▶ Exercise aim:
Your task is to copy every record exactly.

(Stored data)
────────────────────

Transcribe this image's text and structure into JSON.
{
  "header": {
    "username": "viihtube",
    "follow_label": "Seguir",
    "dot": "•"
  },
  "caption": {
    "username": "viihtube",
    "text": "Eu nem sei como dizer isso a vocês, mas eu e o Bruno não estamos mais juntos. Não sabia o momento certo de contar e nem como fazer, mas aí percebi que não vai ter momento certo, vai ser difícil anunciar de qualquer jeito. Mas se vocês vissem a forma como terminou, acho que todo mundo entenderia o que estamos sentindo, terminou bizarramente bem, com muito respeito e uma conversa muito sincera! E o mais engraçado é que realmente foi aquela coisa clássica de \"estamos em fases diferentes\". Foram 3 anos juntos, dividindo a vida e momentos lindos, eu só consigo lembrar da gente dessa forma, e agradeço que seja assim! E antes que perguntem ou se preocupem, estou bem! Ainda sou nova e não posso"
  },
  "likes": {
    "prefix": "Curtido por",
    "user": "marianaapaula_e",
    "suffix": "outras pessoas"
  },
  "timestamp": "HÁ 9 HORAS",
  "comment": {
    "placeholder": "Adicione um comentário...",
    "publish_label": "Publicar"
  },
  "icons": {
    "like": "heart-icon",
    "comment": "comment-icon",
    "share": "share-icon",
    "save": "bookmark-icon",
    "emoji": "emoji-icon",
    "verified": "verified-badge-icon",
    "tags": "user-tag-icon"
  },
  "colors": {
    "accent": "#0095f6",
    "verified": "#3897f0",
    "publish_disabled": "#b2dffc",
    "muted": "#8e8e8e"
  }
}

────────────────────

▶ Reply:
Transcribe this image's text and structure into JSON.
{
  "header": {
    "username": "viihtube",
    "follow_label": "Seguir",
    "dot": "•"
  },
  "caption": {
    "username": "viihtube",
    "text": "Eu nem sei como dizer isso a vocês, mas eu e o Bruno não estamos mais juntos. Não sabia o momento certo de contar e nem como fazer, mas aí percebi que não vai ter momento certo, vai ser difícil anunciar de qualquer jeito. Mas se vocês vissem a forma como terminou, acho que todo mundo entenderia o que estamos sentindo, terminou bizarramente bem, com muito respeito e uma conversa muito sincera! E o mais engraçado é que realmente foi aquela coisa clássica de \"estamos em fases diferentes\". Foram 3 anos juntos, dividindo a vida e momentos lindos, eu só consigo lembrar da gente dessa forma, e agradeço que seja assim! E antes que perguntem ou se preocupem, estou bem! Ainda sou nova e não posso"
  },
  "likes": {
    "prefix": "Curtido por",
    "user": "marianaapaula_e",
    "suffix": "outras pessoas"
  },
  "timestamp": "HÁ 9 HORAS",
  "comment": {
    "placeholder": "Adicione um comentário...",
    "publish_label": "Publicar"
  },
  "icons": {
    "like": "heart-icon",
    "comment": "comment-icon",
    "share": "share-icon",
    "save": "bookmark-icon",
    "emoji": "emoji-icon",
    "verified": "verified-badge-icon",
    "tags": "user-tag-icon"
  },
  "colors": {
    "accent": "#0095f6",
    "verified": "#3897f0",
    "publish_disabled": "#b2dffc",
    "muted": "#8e8e8e"
  }
}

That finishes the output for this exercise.